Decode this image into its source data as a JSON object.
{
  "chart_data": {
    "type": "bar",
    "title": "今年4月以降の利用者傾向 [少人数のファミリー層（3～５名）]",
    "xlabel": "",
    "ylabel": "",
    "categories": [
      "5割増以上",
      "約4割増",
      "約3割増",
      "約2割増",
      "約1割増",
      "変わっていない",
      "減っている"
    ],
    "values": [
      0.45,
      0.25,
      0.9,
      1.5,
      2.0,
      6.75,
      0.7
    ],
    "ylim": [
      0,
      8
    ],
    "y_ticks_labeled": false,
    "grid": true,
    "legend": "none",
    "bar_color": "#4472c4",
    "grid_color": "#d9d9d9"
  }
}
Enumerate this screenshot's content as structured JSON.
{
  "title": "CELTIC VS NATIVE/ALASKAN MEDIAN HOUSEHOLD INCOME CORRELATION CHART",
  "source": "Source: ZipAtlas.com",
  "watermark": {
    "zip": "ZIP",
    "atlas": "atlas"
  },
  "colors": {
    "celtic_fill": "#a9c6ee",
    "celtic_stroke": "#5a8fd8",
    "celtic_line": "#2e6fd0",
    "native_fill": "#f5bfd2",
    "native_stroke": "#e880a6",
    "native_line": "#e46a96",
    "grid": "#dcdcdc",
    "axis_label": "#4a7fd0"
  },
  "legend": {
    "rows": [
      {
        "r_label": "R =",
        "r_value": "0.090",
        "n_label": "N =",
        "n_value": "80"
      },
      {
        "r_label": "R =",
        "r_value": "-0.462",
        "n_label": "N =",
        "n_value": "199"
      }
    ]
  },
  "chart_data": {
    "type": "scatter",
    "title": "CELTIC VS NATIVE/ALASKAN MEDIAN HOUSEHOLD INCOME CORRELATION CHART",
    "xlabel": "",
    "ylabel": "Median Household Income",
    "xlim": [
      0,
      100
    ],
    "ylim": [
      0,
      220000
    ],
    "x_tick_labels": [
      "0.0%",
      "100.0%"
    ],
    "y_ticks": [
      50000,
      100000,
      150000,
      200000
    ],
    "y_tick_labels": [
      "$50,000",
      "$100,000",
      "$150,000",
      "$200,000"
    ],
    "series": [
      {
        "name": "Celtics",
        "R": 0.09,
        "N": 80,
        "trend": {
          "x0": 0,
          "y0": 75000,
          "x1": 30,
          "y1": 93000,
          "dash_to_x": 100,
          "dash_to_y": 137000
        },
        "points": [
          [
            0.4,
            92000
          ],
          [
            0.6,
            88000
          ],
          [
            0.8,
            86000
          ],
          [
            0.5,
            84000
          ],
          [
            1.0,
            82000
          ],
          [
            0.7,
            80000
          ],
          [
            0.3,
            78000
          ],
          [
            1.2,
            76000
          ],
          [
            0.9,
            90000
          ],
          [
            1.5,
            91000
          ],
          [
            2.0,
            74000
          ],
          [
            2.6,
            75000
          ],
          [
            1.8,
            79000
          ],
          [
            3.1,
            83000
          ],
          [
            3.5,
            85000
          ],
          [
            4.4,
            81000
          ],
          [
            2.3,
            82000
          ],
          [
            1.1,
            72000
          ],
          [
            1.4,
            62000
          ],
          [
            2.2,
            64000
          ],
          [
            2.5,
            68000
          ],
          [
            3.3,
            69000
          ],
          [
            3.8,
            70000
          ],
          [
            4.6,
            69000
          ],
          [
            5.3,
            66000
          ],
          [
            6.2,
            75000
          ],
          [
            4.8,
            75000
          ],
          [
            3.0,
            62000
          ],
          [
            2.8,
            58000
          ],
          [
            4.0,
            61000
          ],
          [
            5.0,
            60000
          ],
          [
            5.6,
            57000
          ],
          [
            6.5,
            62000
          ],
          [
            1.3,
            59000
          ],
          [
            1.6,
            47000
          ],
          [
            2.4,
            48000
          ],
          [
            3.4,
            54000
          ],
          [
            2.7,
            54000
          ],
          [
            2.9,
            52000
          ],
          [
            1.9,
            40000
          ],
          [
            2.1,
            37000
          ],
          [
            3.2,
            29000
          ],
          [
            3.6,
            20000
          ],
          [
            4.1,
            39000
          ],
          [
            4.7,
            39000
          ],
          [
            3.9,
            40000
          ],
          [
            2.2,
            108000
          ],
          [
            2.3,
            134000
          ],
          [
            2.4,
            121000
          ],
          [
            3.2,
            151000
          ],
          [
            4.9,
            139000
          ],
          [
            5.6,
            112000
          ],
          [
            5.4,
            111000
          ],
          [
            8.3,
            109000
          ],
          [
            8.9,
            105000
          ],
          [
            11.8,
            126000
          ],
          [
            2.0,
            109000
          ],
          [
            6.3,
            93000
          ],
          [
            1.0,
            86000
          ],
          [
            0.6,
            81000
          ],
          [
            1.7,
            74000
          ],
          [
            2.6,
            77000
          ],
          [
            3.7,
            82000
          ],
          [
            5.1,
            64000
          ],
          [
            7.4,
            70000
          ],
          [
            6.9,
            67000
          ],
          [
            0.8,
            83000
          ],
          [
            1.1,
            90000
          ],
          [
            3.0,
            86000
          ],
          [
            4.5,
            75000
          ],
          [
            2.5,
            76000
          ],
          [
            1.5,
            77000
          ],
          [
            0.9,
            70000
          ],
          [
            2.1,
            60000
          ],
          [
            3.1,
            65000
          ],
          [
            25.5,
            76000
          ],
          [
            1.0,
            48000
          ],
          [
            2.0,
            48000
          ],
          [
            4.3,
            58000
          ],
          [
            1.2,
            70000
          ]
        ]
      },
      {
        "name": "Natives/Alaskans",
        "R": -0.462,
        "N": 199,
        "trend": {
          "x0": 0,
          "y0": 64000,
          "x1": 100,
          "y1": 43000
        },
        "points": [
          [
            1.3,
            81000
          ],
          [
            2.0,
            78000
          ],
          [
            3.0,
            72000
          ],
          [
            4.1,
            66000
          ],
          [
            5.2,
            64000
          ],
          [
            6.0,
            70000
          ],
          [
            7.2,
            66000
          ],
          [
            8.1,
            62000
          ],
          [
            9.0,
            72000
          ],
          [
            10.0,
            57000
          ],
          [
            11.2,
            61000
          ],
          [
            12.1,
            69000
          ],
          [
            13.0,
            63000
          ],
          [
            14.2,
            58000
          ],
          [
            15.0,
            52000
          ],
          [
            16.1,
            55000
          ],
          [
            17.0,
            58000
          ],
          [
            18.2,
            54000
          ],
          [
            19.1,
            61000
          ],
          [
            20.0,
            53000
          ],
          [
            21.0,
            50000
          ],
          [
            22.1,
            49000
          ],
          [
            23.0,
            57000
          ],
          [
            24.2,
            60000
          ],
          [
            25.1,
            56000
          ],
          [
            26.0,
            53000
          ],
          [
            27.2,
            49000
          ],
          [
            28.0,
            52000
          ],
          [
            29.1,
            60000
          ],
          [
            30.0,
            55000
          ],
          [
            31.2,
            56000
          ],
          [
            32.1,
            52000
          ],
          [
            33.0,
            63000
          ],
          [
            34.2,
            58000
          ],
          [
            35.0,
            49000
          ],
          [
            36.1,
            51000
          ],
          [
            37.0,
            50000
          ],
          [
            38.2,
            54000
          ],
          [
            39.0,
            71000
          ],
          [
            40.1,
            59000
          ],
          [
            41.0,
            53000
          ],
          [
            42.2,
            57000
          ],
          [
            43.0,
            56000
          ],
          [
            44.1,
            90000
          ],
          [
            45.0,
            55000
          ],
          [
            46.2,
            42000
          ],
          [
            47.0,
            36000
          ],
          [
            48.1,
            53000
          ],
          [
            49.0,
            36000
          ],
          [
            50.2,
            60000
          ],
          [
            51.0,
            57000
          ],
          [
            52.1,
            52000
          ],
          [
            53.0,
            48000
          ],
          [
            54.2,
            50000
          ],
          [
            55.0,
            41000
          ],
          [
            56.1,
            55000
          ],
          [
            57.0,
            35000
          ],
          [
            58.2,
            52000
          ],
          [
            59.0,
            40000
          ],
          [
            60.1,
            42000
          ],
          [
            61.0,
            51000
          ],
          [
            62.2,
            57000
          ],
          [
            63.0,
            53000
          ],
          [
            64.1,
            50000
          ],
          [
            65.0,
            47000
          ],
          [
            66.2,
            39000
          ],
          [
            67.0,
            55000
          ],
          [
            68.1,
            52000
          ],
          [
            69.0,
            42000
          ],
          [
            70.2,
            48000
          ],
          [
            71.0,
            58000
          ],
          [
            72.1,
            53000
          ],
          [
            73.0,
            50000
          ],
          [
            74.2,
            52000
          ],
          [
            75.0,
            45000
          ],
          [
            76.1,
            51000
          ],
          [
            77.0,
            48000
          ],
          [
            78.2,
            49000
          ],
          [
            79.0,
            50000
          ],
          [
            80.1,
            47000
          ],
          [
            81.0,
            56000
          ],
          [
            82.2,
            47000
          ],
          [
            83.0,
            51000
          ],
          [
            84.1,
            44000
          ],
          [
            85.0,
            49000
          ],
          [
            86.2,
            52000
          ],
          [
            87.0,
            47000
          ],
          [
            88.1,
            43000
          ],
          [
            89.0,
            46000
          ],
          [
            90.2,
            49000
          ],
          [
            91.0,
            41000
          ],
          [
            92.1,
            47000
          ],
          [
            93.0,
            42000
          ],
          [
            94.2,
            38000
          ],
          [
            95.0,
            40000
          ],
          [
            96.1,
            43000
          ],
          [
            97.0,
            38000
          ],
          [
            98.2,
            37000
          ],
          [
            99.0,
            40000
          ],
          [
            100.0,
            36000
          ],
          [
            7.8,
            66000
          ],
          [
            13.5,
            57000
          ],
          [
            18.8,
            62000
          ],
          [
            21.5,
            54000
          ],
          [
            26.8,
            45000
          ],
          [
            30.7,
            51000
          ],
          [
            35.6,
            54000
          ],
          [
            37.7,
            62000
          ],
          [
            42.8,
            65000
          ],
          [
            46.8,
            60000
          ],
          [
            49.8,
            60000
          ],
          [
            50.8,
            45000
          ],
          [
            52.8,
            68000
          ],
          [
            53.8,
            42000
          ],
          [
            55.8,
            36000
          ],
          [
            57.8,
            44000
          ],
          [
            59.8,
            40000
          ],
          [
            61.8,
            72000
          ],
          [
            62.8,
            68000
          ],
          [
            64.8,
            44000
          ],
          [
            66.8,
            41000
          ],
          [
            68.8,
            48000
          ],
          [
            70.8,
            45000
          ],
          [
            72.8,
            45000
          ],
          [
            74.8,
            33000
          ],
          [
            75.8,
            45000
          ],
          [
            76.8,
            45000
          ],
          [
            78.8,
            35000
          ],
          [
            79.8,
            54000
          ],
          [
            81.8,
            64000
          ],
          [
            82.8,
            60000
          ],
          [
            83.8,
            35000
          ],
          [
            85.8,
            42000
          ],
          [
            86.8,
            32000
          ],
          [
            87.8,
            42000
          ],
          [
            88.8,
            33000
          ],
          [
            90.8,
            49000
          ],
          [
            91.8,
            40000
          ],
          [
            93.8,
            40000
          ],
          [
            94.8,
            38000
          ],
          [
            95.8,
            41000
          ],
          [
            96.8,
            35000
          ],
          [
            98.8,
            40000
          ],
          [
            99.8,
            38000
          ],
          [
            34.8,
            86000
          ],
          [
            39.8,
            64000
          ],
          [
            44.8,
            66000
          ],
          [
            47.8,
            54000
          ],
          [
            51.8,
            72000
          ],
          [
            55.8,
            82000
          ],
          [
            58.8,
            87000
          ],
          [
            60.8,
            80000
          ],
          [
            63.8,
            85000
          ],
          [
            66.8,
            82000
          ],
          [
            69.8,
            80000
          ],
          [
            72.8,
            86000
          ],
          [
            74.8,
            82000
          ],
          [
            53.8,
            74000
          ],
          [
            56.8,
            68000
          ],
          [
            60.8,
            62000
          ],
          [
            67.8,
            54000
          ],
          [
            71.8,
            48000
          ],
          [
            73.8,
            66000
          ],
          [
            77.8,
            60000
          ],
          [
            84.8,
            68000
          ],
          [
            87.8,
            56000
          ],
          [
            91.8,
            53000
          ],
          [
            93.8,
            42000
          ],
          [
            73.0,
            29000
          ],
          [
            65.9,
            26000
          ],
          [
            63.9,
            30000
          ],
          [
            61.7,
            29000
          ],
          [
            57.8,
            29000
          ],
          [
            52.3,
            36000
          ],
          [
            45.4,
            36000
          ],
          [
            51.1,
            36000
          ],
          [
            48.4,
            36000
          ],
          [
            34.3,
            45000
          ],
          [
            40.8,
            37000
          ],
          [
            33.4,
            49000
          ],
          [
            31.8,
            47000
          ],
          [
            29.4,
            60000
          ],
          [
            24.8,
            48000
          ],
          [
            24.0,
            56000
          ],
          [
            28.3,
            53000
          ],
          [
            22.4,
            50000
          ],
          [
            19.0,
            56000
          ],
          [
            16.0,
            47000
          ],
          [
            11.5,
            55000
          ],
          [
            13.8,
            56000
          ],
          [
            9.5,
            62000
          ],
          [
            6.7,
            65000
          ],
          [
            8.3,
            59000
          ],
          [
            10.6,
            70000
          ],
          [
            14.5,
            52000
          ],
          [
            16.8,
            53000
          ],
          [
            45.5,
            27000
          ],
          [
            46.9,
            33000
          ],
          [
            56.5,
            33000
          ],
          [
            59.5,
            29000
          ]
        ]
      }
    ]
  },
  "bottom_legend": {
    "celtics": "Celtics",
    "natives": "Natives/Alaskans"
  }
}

Exercise task: Find the word "JSON" in the data and copy out each line where it turns up.

Solved exercise:
Decode this image into its source data as a JSON object.
Enumerate this screenshot's content as structured JSON.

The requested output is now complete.